▸ Requirement
What is the number of lines in the entries below that include the word "campus"? Provide the number only.

▸ Collected data entries
#####
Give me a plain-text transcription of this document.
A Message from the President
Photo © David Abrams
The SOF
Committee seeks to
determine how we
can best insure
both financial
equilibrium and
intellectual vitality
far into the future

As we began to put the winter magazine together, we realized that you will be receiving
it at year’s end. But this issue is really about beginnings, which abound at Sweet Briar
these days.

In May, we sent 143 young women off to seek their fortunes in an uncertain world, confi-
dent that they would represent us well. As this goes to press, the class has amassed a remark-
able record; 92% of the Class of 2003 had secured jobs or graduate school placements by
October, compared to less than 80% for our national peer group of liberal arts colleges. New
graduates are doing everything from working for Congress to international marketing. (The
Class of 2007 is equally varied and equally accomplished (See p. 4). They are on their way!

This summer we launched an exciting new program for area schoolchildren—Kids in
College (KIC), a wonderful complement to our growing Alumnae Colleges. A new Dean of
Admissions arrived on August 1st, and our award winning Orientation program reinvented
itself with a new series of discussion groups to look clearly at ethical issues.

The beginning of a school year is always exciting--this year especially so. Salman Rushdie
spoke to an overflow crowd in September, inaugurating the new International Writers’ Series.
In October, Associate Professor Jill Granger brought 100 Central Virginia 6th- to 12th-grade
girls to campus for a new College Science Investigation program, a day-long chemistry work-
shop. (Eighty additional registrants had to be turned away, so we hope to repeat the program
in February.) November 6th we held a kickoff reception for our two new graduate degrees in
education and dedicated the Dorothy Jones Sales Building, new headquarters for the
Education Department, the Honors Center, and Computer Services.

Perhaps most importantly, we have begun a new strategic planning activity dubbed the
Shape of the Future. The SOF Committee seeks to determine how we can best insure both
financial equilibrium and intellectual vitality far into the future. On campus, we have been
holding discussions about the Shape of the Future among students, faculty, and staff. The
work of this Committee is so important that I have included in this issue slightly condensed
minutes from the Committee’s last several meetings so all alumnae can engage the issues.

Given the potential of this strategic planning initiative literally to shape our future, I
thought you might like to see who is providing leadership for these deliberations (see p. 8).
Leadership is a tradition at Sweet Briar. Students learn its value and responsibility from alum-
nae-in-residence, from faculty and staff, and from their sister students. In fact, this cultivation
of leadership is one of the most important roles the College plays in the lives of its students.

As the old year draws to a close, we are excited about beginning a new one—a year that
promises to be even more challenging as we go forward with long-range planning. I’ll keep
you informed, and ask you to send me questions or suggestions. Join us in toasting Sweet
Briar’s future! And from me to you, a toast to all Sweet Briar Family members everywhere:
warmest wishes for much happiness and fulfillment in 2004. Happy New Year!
#####
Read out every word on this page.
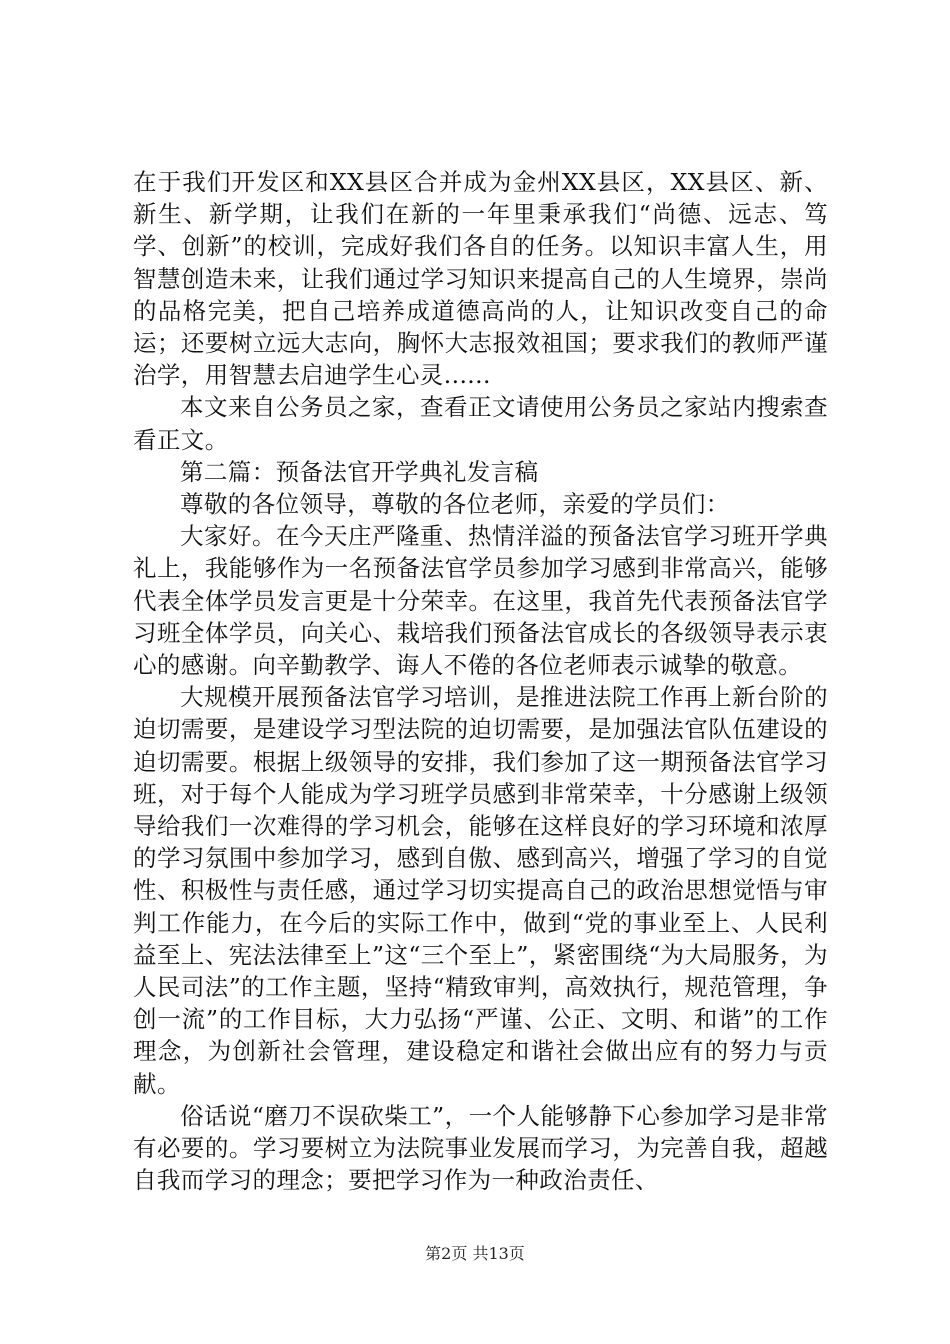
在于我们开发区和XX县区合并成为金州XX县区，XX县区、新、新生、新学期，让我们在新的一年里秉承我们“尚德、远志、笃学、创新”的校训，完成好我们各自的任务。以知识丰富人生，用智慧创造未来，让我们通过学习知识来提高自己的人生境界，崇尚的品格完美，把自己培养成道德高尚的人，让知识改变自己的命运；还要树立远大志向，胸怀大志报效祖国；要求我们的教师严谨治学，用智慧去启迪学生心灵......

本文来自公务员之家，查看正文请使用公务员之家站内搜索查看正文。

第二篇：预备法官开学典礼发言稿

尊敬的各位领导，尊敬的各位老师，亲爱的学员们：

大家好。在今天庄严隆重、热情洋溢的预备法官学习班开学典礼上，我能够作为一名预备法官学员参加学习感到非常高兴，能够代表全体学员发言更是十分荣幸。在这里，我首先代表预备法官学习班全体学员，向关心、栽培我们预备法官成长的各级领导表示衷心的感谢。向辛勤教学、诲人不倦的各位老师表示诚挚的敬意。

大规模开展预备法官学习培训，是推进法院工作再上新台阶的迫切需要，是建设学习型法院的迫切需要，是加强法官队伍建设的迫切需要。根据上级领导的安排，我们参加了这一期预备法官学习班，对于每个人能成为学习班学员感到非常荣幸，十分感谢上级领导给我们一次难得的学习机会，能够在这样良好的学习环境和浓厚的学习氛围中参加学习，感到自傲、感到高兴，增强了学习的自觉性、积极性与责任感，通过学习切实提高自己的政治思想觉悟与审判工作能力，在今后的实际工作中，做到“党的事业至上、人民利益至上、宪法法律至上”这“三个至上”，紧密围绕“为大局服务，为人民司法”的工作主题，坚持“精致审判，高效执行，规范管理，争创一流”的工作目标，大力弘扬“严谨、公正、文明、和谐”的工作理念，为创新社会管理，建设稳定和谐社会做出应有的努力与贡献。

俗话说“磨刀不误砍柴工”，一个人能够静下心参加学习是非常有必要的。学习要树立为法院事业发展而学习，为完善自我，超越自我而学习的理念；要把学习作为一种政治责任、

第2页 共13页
#####
▸ Result below
2